[Dataset items]
::::
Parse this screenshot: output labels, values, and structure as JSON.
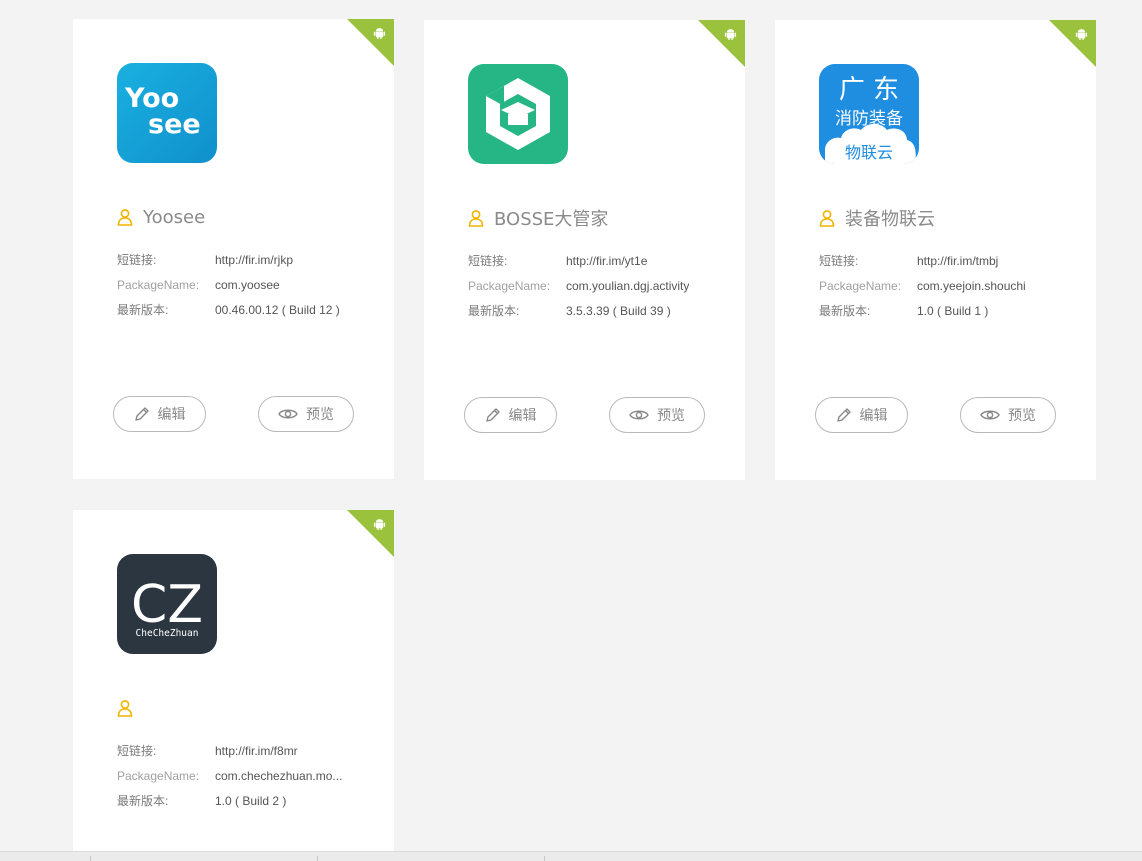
{
  "colors": {
    "background": "#f3f3f3",
    "card": "#ffffff",
    "android_badge": "#9ac23c",
    "person_icon": "#f0b400",
    "text_muted": "#8a8a8a"
  },
  "labels": {
    "short_link": "短链接:",
    "package_name": "PackageName:",
    "latest_version": "最新版本:",
    "edit": "编辑",
    "preview": "预览"
  },
  "apps": [
    {
      "name": "Yoosee",
      "short_link": "http://fir.im/rjkp",
      "package_name": "com.yoosee",
      "version": "00.46.00.12 ( Build 12 )",
      "platform_icon": "android-icon",
      "icon_text": [
        "Yoo",
        "see"
      ]
    },
    {
      "name": "BOSSE大管家",
      "short_link": "http://fir.im/yt1e",
      "package_name": "com.youlian.dgj.activity",
      "version": "3.5.3.39 ( Build 39 )",
      "platform_icon": "android-icon",
      "icon_text": []
    },
    {
      "name": "装备物联云",
      "short_link": "http://fir.im/tmbj",
      "package_name": "com.yeejoin.shouchi",
      "version": "1.0 ( Build 1 )",
      "platform_icon": "android-icon",
      "icon_text": [
        "广 东",
        "消防装备",
        "物联云"
      ]
    },
    {
      "name": "",
      "short_link": "http://fir.im/f8mr",
      "package_name": "com.chechezhuan.mo...",
      "version": "1.0 ( Build 2 )",
      "platform_icon": "android-icon",
      "icon_text": [
        "CZ",
        "CheCheZhuan"
      ]
    }
  ]
}
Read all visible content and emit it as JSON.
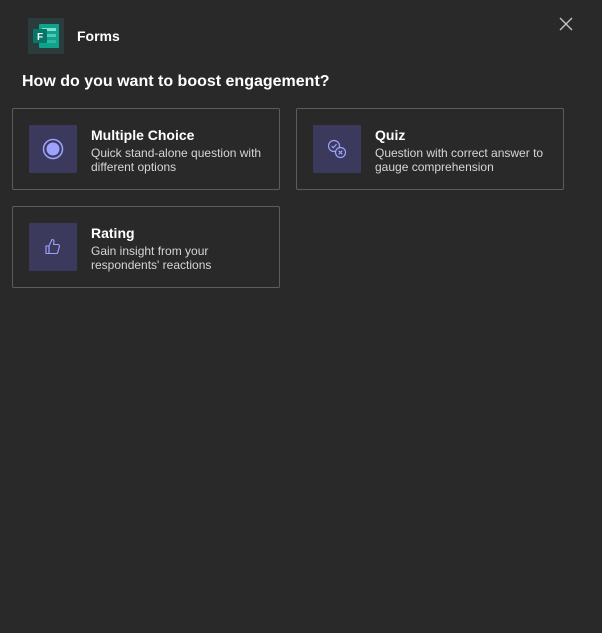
{
  "app": {
    "name": "Forms",
    "logo_letter": "F"
  },
  "prompt": "How do you want to boost engagement?",
  "options": [
    {
      "title": "Multiple Choice",
      "description": "Quick stand-alone question with different options",
      "icon": "radio-button-icon"
    },
    {
      "title": "Quiz",
      "description": "Question with correct answer to gauge comprehension",
      "icon": "quiz-check-icon"
    },
    {
      "title": "Rating",
      "description": "Gain insight from your respondents' reactions",
      "icon": "thumbs-up-icon"
    }
  ],
  "colors": {
    "background": "#292929",
    "card_border": "#5c5c5c",
    "icon_tile": "#3b3a5c",
    "accent": "#8b8cc7",
    "brand": "#038387"
  }
}
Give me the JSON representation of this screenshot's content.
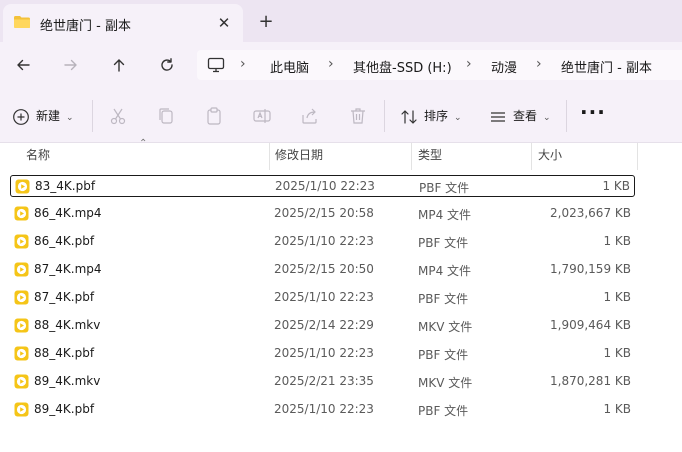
{
  "tab": {
    "title": "绝世唐门 - 副本",
    "close_label": "✕",
    "new_tab_label": "+"
  },
  "nav": {
    "breadcrumbs": [
      "此电脑",
      "其他盘-SSD (H:)",
      "动漫",
      "绝世唐门 - 副本"
    ],
    "separator": "›"
  },
  "toolbar": {
    "new_label": "新建",
    "sort_label": "排序",
    "view_label": "查看",
    "more_label": "···"
  },
  "columns": {
    "name": "名称",
    "modified": "修改日期",
    "type": "类型",
    "size": "大小"
  },
  "files": [
    {
      "name": "83_4K.pbf",
      "modified": "2025/1/10 22:23",
      "type": "PBF 文件",
      "size": "1 KB",
      "selected": true
    },
    {
      "name": "86_4K.mp4",
      "modified": "2025/2/15 20:58",
      "type": "MP4 文件",
      "size": "2,023,667 KB"
    },
    {
      "name": "86_4K.pbf",
      "modified": "2025/1/10 22:23",
      "type": "PBF 文件",
      "size": "1 KB"
    },
    {
      "name": "87_4K.mp4",
      "modified": "2025/2/15 20:50",
      "type": "MP4 文件",
      "size": "1,790,159 KB"
    },
    {
      "name": "87_4K.pbf",
      "modified": "2025/1/10 22:23",
      "type": "PBF 文件",
      "size": "1 KB"
    },
    {
      "name": "88_4K.mkv",
      "modified": "2025/2/14 22:29",
      "type": "MKV 文件",
      "size": "1,909,464 KB"
    },
    {
      "name": "88_4K.pbf",
      "modified": "2025/1/10 22:23",
      "type": "PBF 文件",
      "size": "1 KB"
    },
    {
      "name": "89_4K.mkv",
      "modified": "2025/2/21 23:35",
      "type": "MKV 文件",
      "size": "1,870,281 KB"
    },
    {
      "name": "89_4K.pbf",
      "modified": "2025/1/10 22:23",
      "type": "PBF 文件",
      "size": "1 KB"
    }
  ],
  "colors": {
    "accent": "#f5c518",
    "chrome": "#f6f1f9",
    "tabstrip": "#ede5f2"
  }
}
::::
- **WRITTEN REQUEST**
Retype the whole listing, keeping every line identical and omitting all pictures.

- **SOLUTION TO THIS PROBLEM**
Parse this screenshot: output labels, values, and structure as JSON.
{
  "colors": {
    "background": "#f3f3f3",
    "card": "#ffffff",
    "android_badge": "#9ac23c",
    "person_icon": "#f0b400",
    "text_muted": "#8a8a8a"
  },
  "labels": {
    "short_link": "短链接:",
    "package_name": "PackageName:",
    "latest_version": "最新版本:",
    "edit": "编辑",
    "preview": "预览"
  },
  "apps": [
    {
      "name": "Yoosee",
      "short_link": "http://fir.im/rjkp",
      "package_name": "com.yoosee",
      "version": "00.46.00.12 ( Build 12 )",
      "platform_icon": "android-icon",
      "icon_text": [
        "Yoo",
        "see"
      ]
    },
    {
      "name": "BOSSE大管家",
      "short_link": "http://fir.im/yt1e",
      "package_name": "com.youlian.dgj.activity",
      "version": "3.5.3.39 ( Build 39 )",
      "platform_icon": "android-icon",
      "icon_text": []
    },
    {
      "name": "装备物联云",
      "short_link": "http://fir.im/tmbj",
      "package_name": "com.yeejoin.shouchi",
      "version": "1.0 ( Build 1 )",
      "platform_icon": "android-icon",
      "icon_text": [
        "广 东",
        "消防装备",
        "物联云"
      ]
    },
    {
      "name": "",
      "short_link": "http://fir.im/f8mr",
      "package_name": "com.chechezhuan.mo...",
      "version": "1.0 ( Build 2 )",
      "platform_icon": "android-icon",
      "icon_text": [
        "CZ",
        "CheCheZhuan"
      ]
    }
  ]
}
Read all visible content and emit it as JSON.
{
  "app": {
    "name": "Forms",
    "logo_letter": "F"
  },
  "prompt": "How do you want to boost engagement?",
  "options": [
    {
      "title": "Multiple Choice",
      "description": "Quick stand-alone question with different options",
      "icon": "radio-button-icon"
    },
    {
      "title": "Quiz",
      "description": "Question with correct answer to gauge comprehension",
      "icon": "quiz-check-icon"
    },
    {
      "title": "Rating",
      "description": "Gain insight from your respondents' reactions",
      "icon": "thumbs-up-icon"
    }
  ],
  "colors": {
    "background": "#292929",
    "card_border": "#5c5c5c",
    "icon_tile": "#3b3a5c",
    "accent": "#8b8cc7",
    "brand": "#038387"
  }
}
Give me the JSON representation of this screenshot's content.
{
  "tab": {
    "title": "绝世唐门 - 副本",
    "close_label": "✕",
    "new_tab_label": "+"
  },
  "nav": {
    "breadcrumbs": [
      "此电脑",
      "其他盘-SSD (H:)",
      "动漫",
      "绝世唐门 - 副本"
    ],
    "separator": "›"
  },
  "toolbar": {
    "new_label": "新建",
    "sort_label": "排序",
    "view_label": "查看",
    "more_label": "···"
  },
  "columns": {
    "name": "名称",
    "modified": "修改日期",
    "type": "类型",
    "size": "大小"
  },
  "files": [
    {
      "name": "83_4K.pbf",
      "modified": "2025/1/10 22:23",
      "type": "PBF 文件",
      "size": "1 KB",
      "selected": true
    },
    {
      "name": "86_4K.mp4",
      "modified": "2025/2/15 20:58",
      "type": "MP4 文件",
      "size": "2,023,667 KB"
    },
    {
      "name": "86_4K.pbf",
      "modified": "2025/1/10 22:23",
      "type": "PBF 文件",
      "size": "1 KB"
    },
    {
      "name": "87_4K.mp4",
      "modified": "2025/2/15 20:50",
      "type": "MP4 文件",
      "size": "1,790,159 KB"
    },
    {
      "name": "87_4K.pbf",
      "modified": "2025/1/10 22:23",
      "type": "PBF 文件",
      "size": "1 KB"
    },
    {
      "name": "88_4K.mkv",
      "modified": "2025/2/14 22:29",
      "type": "MKV 文件",
      "size": "1,909,464 KB"
    },
    {
      "name": "88_4K.pbf",
      "modified": "2025/1/10 22:23",
      "type": "PBF 文件",
      "size": "1 KB"
    },
    {
      "name": "89_4K.mkv",
      "modified": "2025/2/21 23:35",
      "type": "MKV 文件",
      "size": "1,870,281 KB"
    },
    {
      "name": "89_4K.pbf",
      "modified": "2025/1/10 22:23",
      "type": "PBF 文件",
      "size": "1 KB"
    }
  ],
  "colors": {
    "accent": "#f5c518",
    "chrome": "#f6f1f9",
    "tabstrip": "#ede5f2"
  }
}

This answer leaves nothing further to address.